What this task involves - In the entries below, find the lines with the word "driver" and copy them.
%%
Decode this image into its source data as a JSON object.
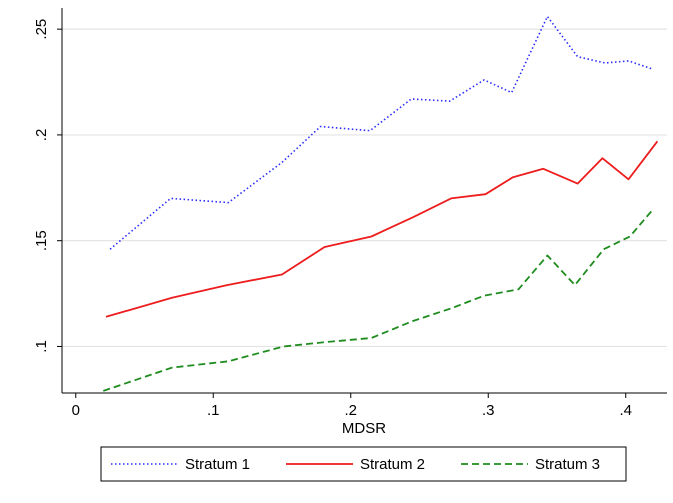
{
  "chart_data": {
    "type": "line",
    "xlabel": "MDSR",
    "ylabel": "",
    "xlim": [
      -0.01,
      0.43
    ],
    "ylim": [
      0.078,
      0.26
    ],
    "x_ticks": [
      {
        "value": 0,
        "label": "0"
      },
      {
        "value": 0.1,
        "label": ".1"
      },
      {
        "value": 0.2,
        "label": ".2"
      },
      {
        "value": 0.3,
        "label": ".3"
      },
      {
        "value": 0.4,
        "label": ".4"
      }
    ],
    "y_ticks": [
      {
        "value": 0.1,
        "label": ".1"
      },
      {
        "value": 0.15,
        "label": ".15"
      },
      {
        "value": 0.2,
        "label": ".2"
      },
      {
        "value": 0.25,
        "label": ".25"
      }
    ],
    "grid": "horizontal",
    "legend_position": "bottom",
    "series": [
      {
        "name": "Stratum 1",
        "color": "#2b2bff",
        "style": "dotted",
        "x": [
          0.025,
          0.069,
          0.111,
          0.15,
          0.178,
          0.214,
          0.244,
          0.272,
          0.297,
          0.317,
          0.343,
          0.365,
          0.385,
          0.402,
          0.42
        ],
        "y": [
          0.146,
          0.17,
          0.168,
          0.187,
          0.204,
          0.202,
          0.217,
          0.216,
          0.226,
          0.22,
          0.256,
          0.237,
          0.234,
          0.235,
          0.231
        ]
      },
      {
        "name": "Stratum 2",
        "color": "#ee1c1c",
        "style": "solid",
        "x": [
          0.022,
          0.07,
          0.11,
          0.15,
          0.181,
          0.215,
          0.245,
          0.273,
          0.298,
          0.318,
          0.34,
          0.365,
          0.383,
          0.402,
          0.423
        ],
        "y": [
          0.114,
          0.123,
          0.129,
          0.134,
          0.147,
          0.152,
          0.161,
          0.17,
          0.172,
          0.18,
          0.184,
          0.177,
          0.189,
          0.179,
          0.197
        ]
      },
      {
        "name": "Stratum 3",
        "color": "#1e8c1e",
        "style": "dashed",
        "x": [
          0.02,
          0.07,
          0.111,
          0.151,
          0.181,
          0.215,
          0.245,
          0.273,
          0.297,
          0.322,
          0.343,
          0.363,
          0.384,
          0.403,
          0.42
        ],
        "y": [
          0.079,
          0.09,
          0.093,
          0.1,
          0.102,
          0.104,
          0.112,
          0.118,
          0.124,
          0.127,
          0.143,
          0.129,
          0.146,
          0.152,
          0.165
        ]
      }
    ]
  }
}
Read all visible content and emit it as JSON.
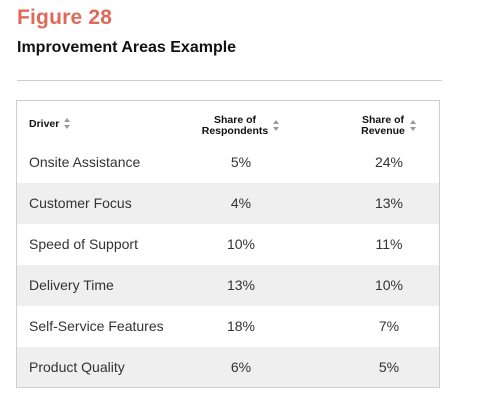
{
  "figure": {
    "label": "Figure 28",
    "title": "Improvement Areas Example"
  },
  "table": {
    "headers": {
      "driver": "Driver",
      "respondents_line1": "Share of",
      "respondents_line2": "Respondents",
      "revenue_line1": "Share of",
      "revenue_line2": "Revenue"
    },
    "rows": [
      {
        "driver": "Onsite Assistance",
        "respondents": "5%",
        "revenue": "24%"
      },
      {
        "driver": "Customer Focus",
        "respondents": "4%",
        "revenue": "13%"
      },
      {
        "driver": "Speed of Support",
        "respondents": "10%",
        "revenue": "11%"
      },
      {
        "driver": "Delivery Time",
        "respondents": "13%",
        "revenue": "10%"
      },
      {
        "driver": "Self-Service Features",
        "respondents": "18%",
        "revenue": "7%"
      },
      {
        "driver": "Product Quality",
        "respondents": "6%",
        "revenue": "5%"
      }
    ]
  },
  "colors": {
    "figure_label": "#e06a5a",
    "row_shade": "#efefef",
    "border": "#cfcfcf"
  },
  "icons": {
    "sort": "sort-arrows-icon"
  }
}
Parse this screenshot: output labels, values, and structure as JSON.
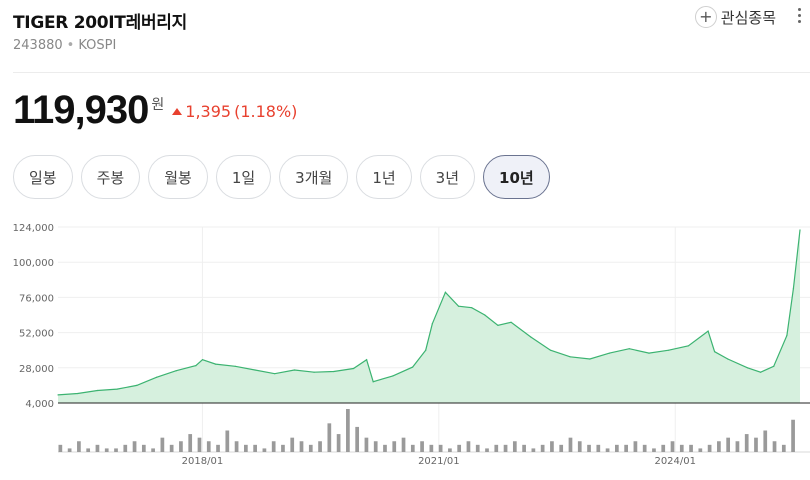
%%
Solution for this exercise -
      "driver": "Driver",
        "driver": "Onsite Assistance",
        "driver": "Customer Focus",
        "driver": "Speed of Support",
        "driver": "Delivery Time",
        "driver": "Self-Service Features",
        "driver": "Product Quality",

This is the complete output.